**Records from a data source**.
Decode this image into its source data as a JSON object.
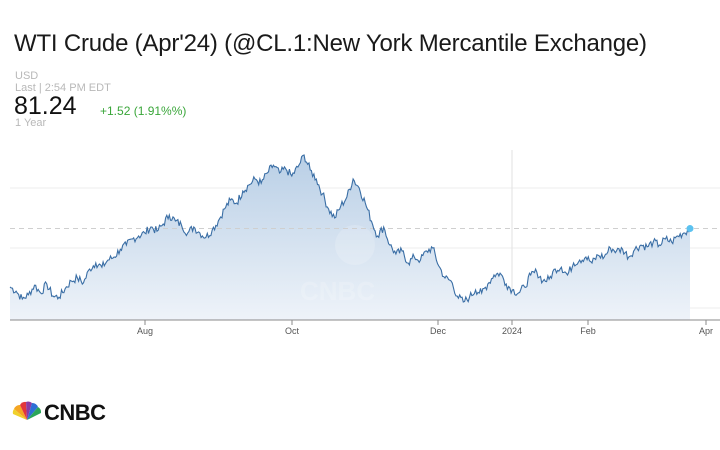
{
  "header": {
    "title": "WTI Crude (Apr'24) (@CL.1:New York Mercantile Exchange)",
    "currency": "USD",
    "last_updated": "Last | 2:54 PM EDT",
    "price": "81.24",
    "change": "+1.52 (1.91%%)",
    "period": "1 Year"
  },
  "brand": {
    "name": "CNBC"
  },
  "colors": {
    "line": "#3a6ea5",
    "fill_top": "#b9cfe6",
    "fill_bottom": "#eef3f9",
    "accent": "#5bc2f0",
    "change": "#3aa63a"
  },
  "chart_data": {
    "type": "area",
    "title": "WTI Crude (Apr'24) (@CL.1:New York Mercantile Exchange)",
    "xlabel": "",
    "ylabel": "",
    "x_tick_labels": [
      "Aug",
      "Oct",
      "Dec",
      "2024",
      "Feb",
      "Apr"
    ],
    "ylim": [
      66,
      96
    ],
    "grid": true,
    "reference_line": 81.24,
    "series": [
      {
        "values": [
          71.5,
          70.8,
          69.5,
          70.2,
          71.8,
          70.5,
          72.0,
          70.0,
          69.8,
          71.2,
          72.5,
          73.0,
          72.2,
          74.5,
          75.5,
          74.8,
          76.0,
          76.5,
          77.8,
          78.5,
          79.5,
          80.0,
          80.5,
          81.5,
          80.8,
          82.0,
          83.5,
          82.5,
          81.8,
          80.5,
          81.5,
          80.5,
          79.8,
          81.0,
          82.5,
          84.5,
          86.0,
          85.5,
          87.5,
          88.5,
          89.5,
          88.8,
          90.5,
          91.8,
          90.5,
          91.2,
          90.0,
          91.5,
          93.5,
          91.0,
          89.5,
          87.0,
          84.5,
          83.0,
          85.0,
          86.5,
          89.5,
          88.0,
          85.5,
          82.5,
          80.0,
          81.5,
          78.5,
          77.0,
          77.5,
          75.5,
          76.5,
          76.0,
          77.5,
          78.0,
          75.0,
          73.0,
          72.5,
          70.0,
          69.0,
          69.8,
          71.0,
          70.5,
          72.0,
          73.5,
          73.8,
          72.0,
          71.0,
          70.5,
          71.5,
          73.5,
          74.0,
          72.5,
          72.8,
          74.5,
          74.8,
          73.5,
          75.5,
          76.0,
          76.5,
          75.5,
          76.8,
          76.5,
          78.0,
          77.5,
          77.8,
          76.5,
          77.8,
          78.5,
          78.2,
          79.0,
          78.5,
          79.5,
          79.0,
          80.0,
          80.5,
          81.24
        ]
      }
    ]
  }
}
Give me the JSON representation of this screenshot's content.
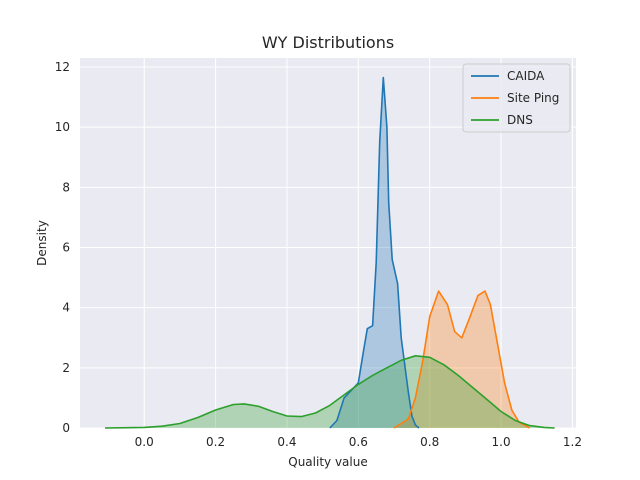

**EXERCISE**.
Copy each line of the records that contains the word "JSON".

**RESPONSE**.
Decode this image into its source data as a JSON object.
Give me the JSON representation of this screenshot's content.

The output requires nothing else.